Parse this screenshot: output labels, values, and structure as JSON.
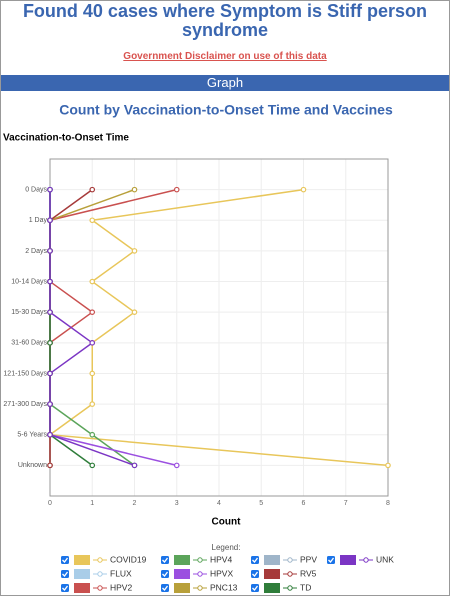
{
  "page": {
    "title": "Found 40 cases where Symptom is Stiff person syndrome",
    "disclaimer": "Government Disclaimer on use of this data",
    "section": "Graph"
  },
  "chart_data": {
    "type": "line",
    "orientation": "horizontal",
    "title": "Count by Vaccination-to-Onset Time and Vaccines",
    "ylabel": "Vaccination-to-Onset Time",
    "xlabel": "Count",
    "legend_title": "Legend:",
    "categories": [
      "0 Days",
      "1 Day",
      "2 Days",
      "10-14 Days",
      "15-30 Days",
      "31-60 Days",
      "121-150 Days",
      "271-300 Days",
      "5-6 Years",
      "Unknown"
    ],
    "xlim": [
      0,
      8
    ],
    "xticks": [
      0,
      1,
      2,
      3,
      4,
      5,
      6,
      7,
      8
    ],
    "grid": true,
    "series": [
      {
        "name": "COVID19",
        "color": "#e8c65a",
        "values": [
          6,
          1,
          2,
          1,
          2,
          1,
          1,
          1,
          0,
          8
        ]
      },
      {
        "name": "FLUX",
        "color": "#a9cde8",
        "values": [
          0,
          0,
          0,
          0,
          0,
          0,
          0,
          0,
          0,
          0
        ]
      },
      {
        "name": "HPV2",
        "color": "#c9504f",
        "values": [
          3,
          0,
          0,
          0,
          1,
          0,
          0,
          0,
          0,
          0
        ]
      },
      {
        "name": "HPV4",
        "color": "#5ba45a",
        "values": [
          0,
          0,
          0,
          0,
          0,
          0,
          0,
          0,
          1,
          2
        ]
      },
      {
        "name": "HPVX",
        "color": "#9b4fe0",
        "values": [
          0,
          0,
          0,
          0,
          0,
          0,
          0,
          0,
          0,
          3
        ]
      },
      {
        "name": "PNC13",
        "color": "#b8a03a",
        "values": [
          2,
          0,
          0,
          0,
          0,
          0,
          0,
          0,
          0,
          0
        ]
      },
      {
        "name": "PPV",
        "color": "#9fb5c9",
        "values": [
          0,
          0,
          0,
          0,
          0,
          0,
          0,
          0,
          0,
          0
        ]
      },
      {
        "name": "RV5",
        "color": "#a63a3a",
        "values": [
          1,
          0,
          0,
          0,
          0,
          0,
          0,
          0,
          0,
          0
        ]
      },
      {
        "name": "TD",
        "color": "#2f7d3a",
        "values": [
          0,
          0,
          0,
          0,
          0,
          0,
          0,
          0,
          0,
          1
        ]
      },
      {
        "name": "UNK",
        "color": "#7b35c4",
        "values": [
          0,
          0,
          0,
          0,
          0,
          1,
          0,
          0,
          0,
          2
        ]
      }
    ]
  }
}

*Written instruction*. Scan the material above for the string "Time" and report each line where you find it.

*Task result*.
    "title": "Count by Vaccination-to-Onset Time and Vaccines",
    "ylabel": "Vaccination-to-Onset Time",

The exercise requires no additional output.